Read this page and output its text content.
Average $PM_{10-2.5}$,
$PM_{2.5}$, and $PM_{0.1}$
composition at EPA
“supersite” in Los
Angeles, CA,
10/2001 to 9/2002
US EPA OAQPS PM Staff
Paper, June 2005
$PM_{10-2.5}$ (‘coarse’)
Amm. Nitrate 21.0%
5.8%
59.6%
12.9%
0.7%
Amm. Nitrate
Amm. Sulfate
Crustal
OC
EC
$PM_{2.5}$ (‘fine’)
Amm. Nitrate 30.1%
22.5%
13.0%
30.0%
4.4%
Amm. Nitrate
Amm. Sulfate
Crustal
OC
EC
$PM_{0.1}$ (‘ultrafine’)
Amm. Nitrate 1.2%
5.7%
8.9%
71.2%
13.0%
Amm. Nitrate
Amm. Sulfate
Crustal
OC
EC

━━━━

Problem details: Exactly as shown, repeat every record.

Answer in full:
Read this page and output its text content.
Average $PM_{10-2.5}$,
$PM_{2.5}$, and $PM_{0.1}$
composition at EPA
“supersite” in Los
Angeles, CA,
10/2001 to 9/2002
US EPA OAQPS PM Staff
Paper, June 2005
$PM_{10-2.5}$ (‘coarse’)
Amm. Nitrate 21.0%
5.8%
59.6%
12.9%
0.7%
Amm. Nitrate
Amm. Sulfate
Crustal
OC
EC
$PM_{2.5}$ (‘fine’)
Amm. Nitrate 30.1%
22.5%
13.0%
30.0%
4.4%
Amm. Nitrate
Amm. Sulfate
Crustal
OC
EC
$PM_{0.1}$ (‘ultrafine’)
Amm. Nitrate 1.2%
5.7%
8.9%
71.2%
13.0%
Amm. Nitrate
Amm. Sulfate
Crustal
OC
EC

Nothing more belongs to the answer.